• _Problem details_
For the records below, give the count of lines holding the word "intestin" and nothing more.

[Data entries]
● ● ● ● ● ● ●

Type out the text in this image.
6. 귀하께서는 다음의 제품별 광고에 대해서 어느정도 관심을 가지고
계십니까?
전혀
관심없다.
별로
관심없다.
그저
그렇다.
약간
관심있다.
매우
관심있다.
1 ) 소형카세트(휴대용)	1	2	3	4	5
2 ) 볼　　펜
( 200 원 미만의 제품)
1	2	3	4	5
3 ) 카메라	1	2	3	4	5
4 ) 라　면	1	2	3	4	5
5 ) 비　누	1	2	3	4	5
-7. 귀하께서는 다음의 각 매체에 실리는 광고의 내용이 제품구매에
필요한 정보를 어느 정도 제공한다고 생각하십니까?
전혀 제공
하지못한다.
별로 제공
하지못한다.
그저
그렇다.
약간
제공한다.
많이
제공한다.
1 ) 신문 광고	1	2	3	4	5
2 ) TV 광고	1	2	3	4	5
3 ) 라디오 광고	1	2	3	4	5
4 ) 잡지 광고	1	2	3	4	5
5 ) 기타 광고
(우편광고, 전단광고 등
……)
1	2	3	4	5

● ● ● ● ● ● ●

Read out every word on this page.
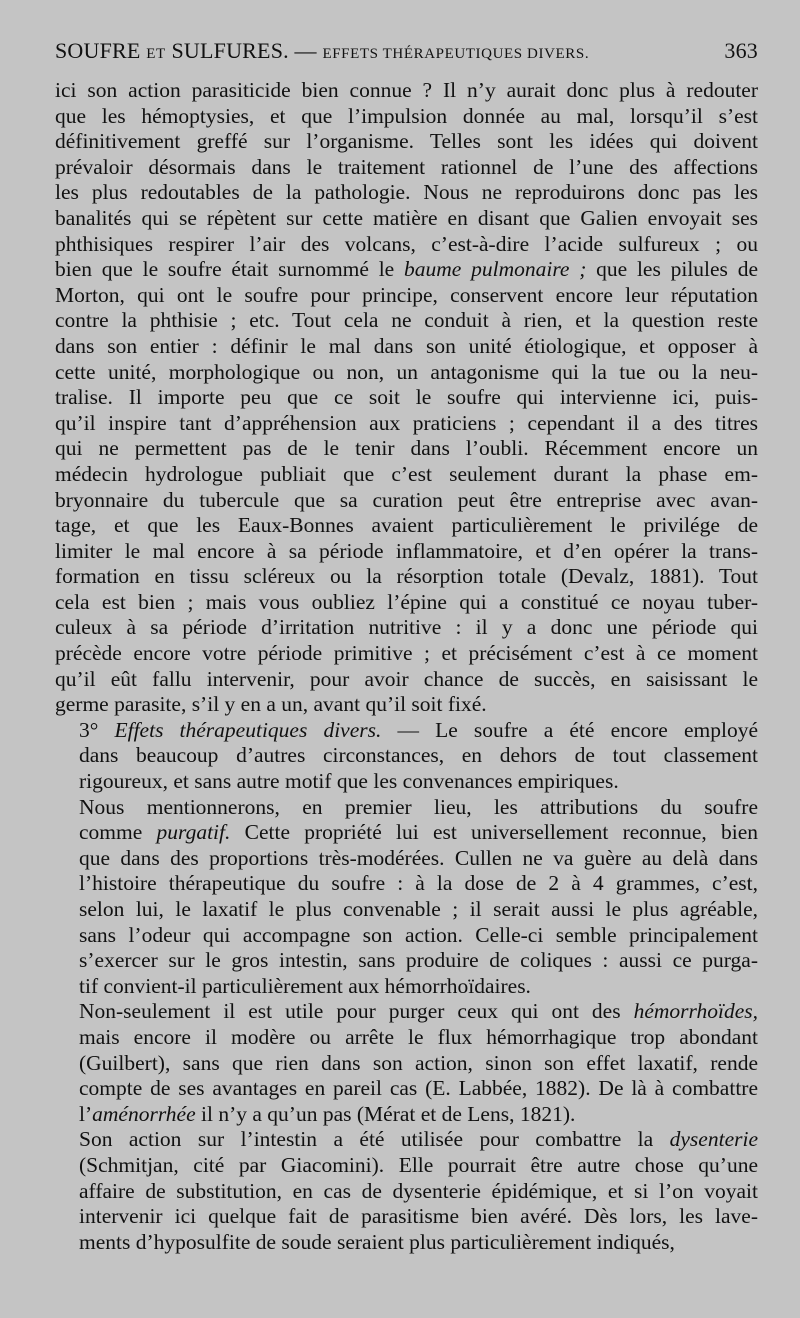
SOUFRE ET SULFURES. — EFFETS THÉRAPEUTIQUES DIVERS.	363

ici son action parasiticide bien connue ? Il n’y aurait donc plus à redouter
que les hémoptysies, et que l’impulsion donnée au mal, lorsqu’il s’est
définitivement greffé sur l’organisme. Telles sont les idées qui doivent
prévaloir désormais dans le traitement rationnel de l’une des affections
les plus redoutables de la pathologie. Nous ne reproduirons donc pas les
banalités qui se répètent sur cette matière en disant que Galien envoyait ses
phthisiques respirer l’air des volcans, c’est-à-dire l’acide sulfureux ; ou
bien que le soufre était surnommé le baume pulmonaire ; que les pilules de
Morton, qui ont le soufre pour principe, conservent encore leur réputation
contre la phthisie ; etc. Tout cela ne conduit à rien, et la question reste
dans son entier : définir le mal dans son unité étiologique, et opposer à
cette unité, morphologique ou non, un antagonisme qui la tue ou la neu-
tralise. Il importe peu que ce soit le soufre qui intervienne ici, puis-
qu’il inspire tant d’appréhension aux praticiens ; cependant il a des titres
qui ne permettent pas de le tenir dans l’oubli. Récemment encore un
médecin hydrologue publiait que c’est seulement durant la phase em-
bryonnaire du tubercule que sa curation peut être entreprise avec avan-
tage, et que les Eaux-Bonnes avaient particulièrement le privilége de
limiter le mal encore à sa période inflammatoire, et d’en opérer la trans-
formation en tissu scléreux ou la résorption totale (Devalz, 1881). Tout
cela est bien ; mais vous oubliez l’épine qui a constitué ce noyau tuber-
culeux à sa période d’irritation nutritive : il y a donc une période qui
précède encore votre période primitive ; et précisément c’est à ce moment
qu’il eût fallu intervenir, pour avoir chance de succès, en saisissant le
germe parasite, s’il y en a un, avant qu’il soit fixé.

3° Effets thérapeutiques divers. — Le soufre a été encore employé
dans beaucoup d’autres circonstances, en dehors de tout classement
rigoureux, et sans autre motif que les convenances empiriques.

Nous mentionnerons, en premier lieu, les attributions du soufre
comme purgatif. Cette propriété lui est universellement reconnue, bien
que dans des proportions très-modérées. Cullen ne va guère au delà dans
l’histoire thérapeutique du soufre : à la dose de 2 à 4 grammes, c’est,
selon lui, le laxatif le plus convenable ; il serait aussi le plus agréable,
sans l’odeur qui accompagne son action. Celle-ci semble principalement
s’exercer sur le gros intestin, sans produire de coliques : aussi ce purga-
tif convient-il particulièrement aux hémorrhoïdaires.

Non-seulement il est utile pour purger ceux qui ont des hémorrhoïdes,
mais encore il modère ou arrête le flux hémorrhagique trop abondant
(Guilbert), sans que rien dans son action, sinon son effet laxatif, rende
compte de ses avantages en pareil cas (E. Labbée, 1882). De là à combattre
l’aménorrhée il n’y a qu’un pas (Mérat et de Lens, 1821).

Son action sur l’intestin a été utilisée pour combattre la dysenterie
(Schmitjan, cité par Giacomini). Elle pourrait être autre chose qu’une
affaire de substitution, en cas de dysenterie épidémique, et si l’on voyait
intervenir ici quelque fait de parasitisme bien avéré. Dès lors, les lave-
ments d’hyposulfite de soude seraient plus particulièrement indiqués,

● ● ● ● ● ● ●

• _Written answer_
2